* Begin *

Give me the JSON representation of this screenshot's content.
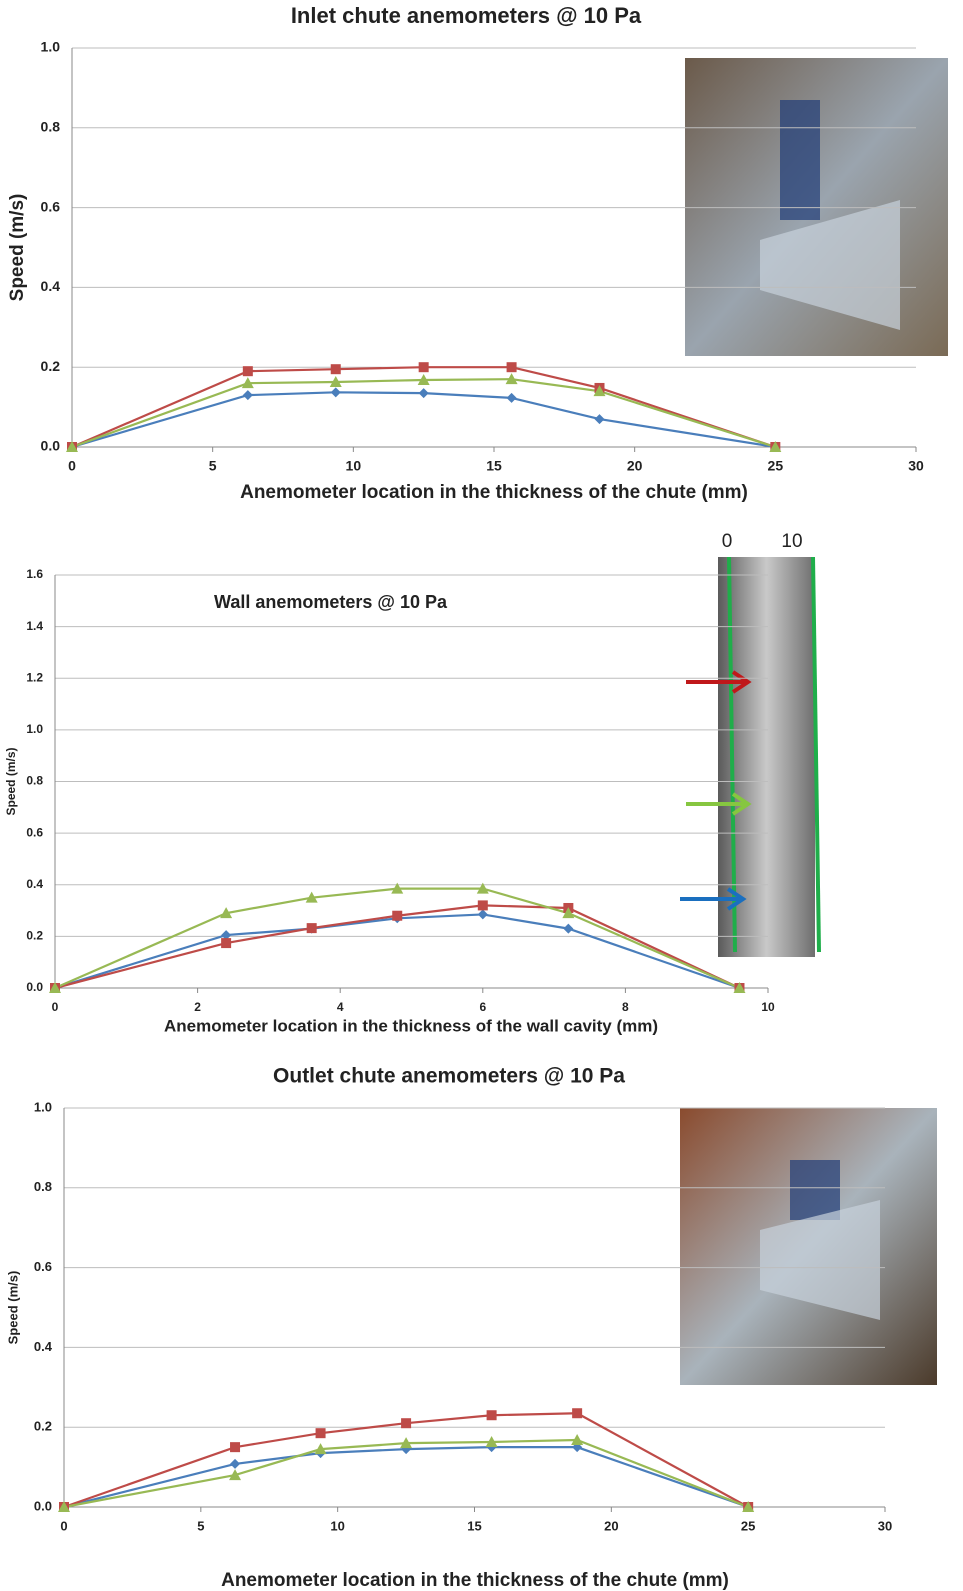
{
  "chart_data": [
    {
      "type": "line",
      "title": "Inlet chute anemometers @ 10 Pa",
      "x_label": "Anemometer  location  in the thickness  of the chute (mm)",
      "y_label": "Speed (m/s)",
      "x": [
        0,
        6.25,
        9.375,
        12.5,
        15.625,
        18.75,
        25
      ],
      "series": [
        {
          "color": "#4a7ebb",
          "marker": "diamond",
          "values": [
            0,
            0.13,
            0.137,
            0.135,
            0.123,
            0.07,
            0
          ]
        },
        {
          "color": "#be4b48",
          "marker": "square",
          "values": [
            0,
            0.19,
            0.195,
            0.2,
            0.2,
            0.148,
            0
          ]
        },
        {
          "color": "#98b954",
          "marker": "triangle",
          "values": [
            0,
            0.16,
            0.163,
            0.168,
            0.17,
            0.14,
            0
          ]
        }
      ],
      "xlim": [
        0,
        30
      ],
      "xticks": [
        0,
        5,
        10,
        15,
        20,
        25,
        30
      ],
      "ylim": [
        0,
        1
      ],
      "yticks": [
        {
          "value": 0,
          "label": "0.0"
        },
        0.2,
        0.4,
        0.6,
        0.8,
        {
          "value": 1,
          "label": "1.0"
        }
      ],
      "grid": true
    },
    {
      "type": "line",
      "title": "Wall anemometers @ 10 Pa",
      "x_label": "Anemometer location in the thickness of the wall cavity (mm)",
      "y_label": "Speed (m/s)",
      "annotations": [
        "0",
        "10"
      ],
      "x": [
        0,
        2.4,
        3.6,
        4.8,
        6.0,
        7.2,
        9.6
      ],
      "series": [
        {
          "color": "#4a7ebb",
          "marker": "diamond",
          "values": [
            0,
            0.205,
            0.23,
            0.27,
            0.285,
            0.23,
            0
          ]
        },
        {
          "color": "#be4b48",
          "marker": "square",
          "values": [
            0,
            0.174,
            0.232,
            0.28,
            0.32,
            0.31,
            0
          ]
        },
        {
          "color": "#98b954",
          "marker": "triangle",
          "values": [
            0,
            0.29,
            0.35,
            0.385,
            0.385,
            0.29,
            0
          ]
        }
      ],
      "xlim": [
        0,
        10
      ],
      "xticks": [
        0,
        2,
        4,
        6,
        8,
        10
      ],
      "ylim": [
        0,
        1.6
      ],
      "yticks": [
        {
          "value": 0,
          "label": "0.0"
        },
        0.2,
        0.4,
        0.6,
        0.8,
        {
          "value": 1,
          "label": "1.0"
        },
        1.2,
        1.4,
        1.6
      ],
      "grid": true
    },
    {
      "type": "line",
      "title": "Outlet chute anemometers @ 10 Pa",
      "x_label": "Anemometer  location  in the thickness  of the chute (mm)",
      "y_label": "Speed (m/s)",
      "x": [
        0,
        6.25,
        9.375,
        12.5,
        15.625,
        18.75,
        25
      ],
      "series": [
        {
          "color": "#4a7ebb",
          "marker": "diamond",
          "values": [
            0,
            0.108,
            0.135,
            0.145,
            0.15,
            0.15,
            0
          ]
        },
        {
          "color": "#be4b48",
          "marker": "square",
          "values": [
            0,
            0.15,
            0.185,
            0.21,
            0.23,
            0.235,
            0
          ]
        },
        {
          "color": "#98b954",
          "marker": "triangle",
          "values": [
            0,
            0.08,
            0.145,
            0.16,
            0.163,
            0.168,
            0
          ]
        }
      ],
      "xlim": [
        0,
        30
      ],
      "xticks": [
        0,
        5,
        10,
        15,
        20,
        25,
        30
      ],
      "ylim": [
        0,
        1
      ],
      "yticks": [
        {
          "value": 0,
          "label": "0.0"
        },
        0.2,
        0.4,
        0.6,
        0.8,
        {
          "value": 1,
          "label": "1.0"
        }
      ],
      "grid": true
    }
  ]
}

* End *

**Written task**
Exactly reproduce each record, leaving out any pictures.

**Solution to the exercise**
Give me the JSON representation of this screenshot's content.
{
  "chart_data": [
    {
      "type": "line",
      "title": "Inlet chute anemometers @ 10 Pa",
      "x_label": "Anemometer  location  in the thickness  of the chute (mm)",
      "y_label": "Speed (m/s)",
      "x": [
        0,
        6.25,
        9.375,
        12.5,
        15.625,
        18.75,
        25
      ],
      "series": [
        {
          "color": "#4a7ebb",
          "marker": "diamond",
          "values": [
            0,
            0.13,
            0.137,
            0.135,
            0.123,
            0.07,
            0
          ]
        },
        {
          "color": "#be4b48",
          "marker": "square",
          "values": [
            0,
            0.19,
            0.195,
            0.2,
            0.2,
            0.148,
            0
          ]
        },
        {
          "color": "#98b954",
          "marker": "triangle",
          "values": [
            0,
            0.16,
            0.163,
            0.168,
            0.17,
            0.14,
            0
          ]
        }
      ],
      "xlim": [
        0,
        30
      ],
      "xticks": [
        0,
        5,
        10,
        15,
        20,
        25,
        30
      ],
      "ylim": [
        0,
        1
      ],
      "yticks": [
        {
          "value": 0,
          "label": "0.0"
        },
        0.2,
        0.4,
        0.6,
        0.8,
        {
          "value": 1,
          "label": "1.0"
        }
      ],
      "grid": true
    },
    {
      "type": "line",
      "title": "Wall anemometers @ 10 Pa",
      "x_label": "Anemometer location in the thickness of the wall cavity (mm)",
      "y_label": "Speed (m/s)",
      "annotations": [
        "0",
        "10"
      ],
      "x": [
        0,
        2.4,
        3.6,
        4.8,
        6.0,
        7.2,
        9.6
      ],
      "series": [
        {
          "color": "#4a7ebb",
          "marker": "diamond",
          "values": [
            0,
            0.205,
            0.23,
            0.27,
            0.285,
            0.23,
            0
          ]
        },
        {
          "color": "#be4b48",
          "marker": "square",
          "values": [
            0,
            0.174,
            0.232,
            0.28,
            0.32,
            0.31,
            0
          ]
        },
        {
          "color": "#98b954",
          "marker": "triangle",
          "values": [
            0,
            0.29,
            0.35,
            0.385,
            0.385,
            0.29,
            0
          ]
        }
      ],
      "xlim": [
        0,
        10
      ],
      "xticks": [
        0,
        2,
        4,
        6,
        8,
        10
      ],
      "ylim": [
        0,
        1.6
      ],
      "yticks": [
        {
          "value": 0,
          "label": "0.0"
        },
        0.2,
        0.4,
        0.6,
        0.8,
        {
          "value": 1,
          "label": "1.0"
        },
        1.2,
        1.4,
        1.6
      ],
      "grid": true
    },
    {
      "type": "line",
      "title": "Outlet chute anemometers @ 10 Pa",
      "x_label": "Anemometer  location  in the thickness  of the chute (mm)",
      "y_label": "Speed (m/s)",
      "x": [
        0,
        6.25,
        9.375,
        12.5,
        15.625,
        18.75,
        25
      ],
      "series": [
        {
          "color": "#4a7ebb",
          "marker": "diamond",
          "values": [
            0,
            0.108,
            0.135,
            0.145,
            0.15,
            0.15,
            0
          ]
        },
        {
          "color": "#be4b48",
          "marker": "square",
          "values": [
            0,
            0.15,
            0.185,
            0.21,
            0.23,
            0.235,
            0
          ]
        },
        {
          "color": "#98b954",
          "marker": "triangle",
          "values": [
            0,
            0.08,
            0.145,
            0.16,
            0.163,
            0.168,
            0
          ]
        }
      ],
      "xlim": [
        0,
        30
      ],
      "xticks": [
        0,
        5,
        10,
        15,
        20,
        25,
        30
      ],
      "ylim": [
        0,
        1
      ],
      "yticks": [
        {
          "value": 0,
          "label": "0.0"
        },
        0.2,
        0.4,
        0.6,
        0.8,
        {
          "value": 1,
          "label": "1.0"
        }
      ],
      "grid": true
    }
  ]
}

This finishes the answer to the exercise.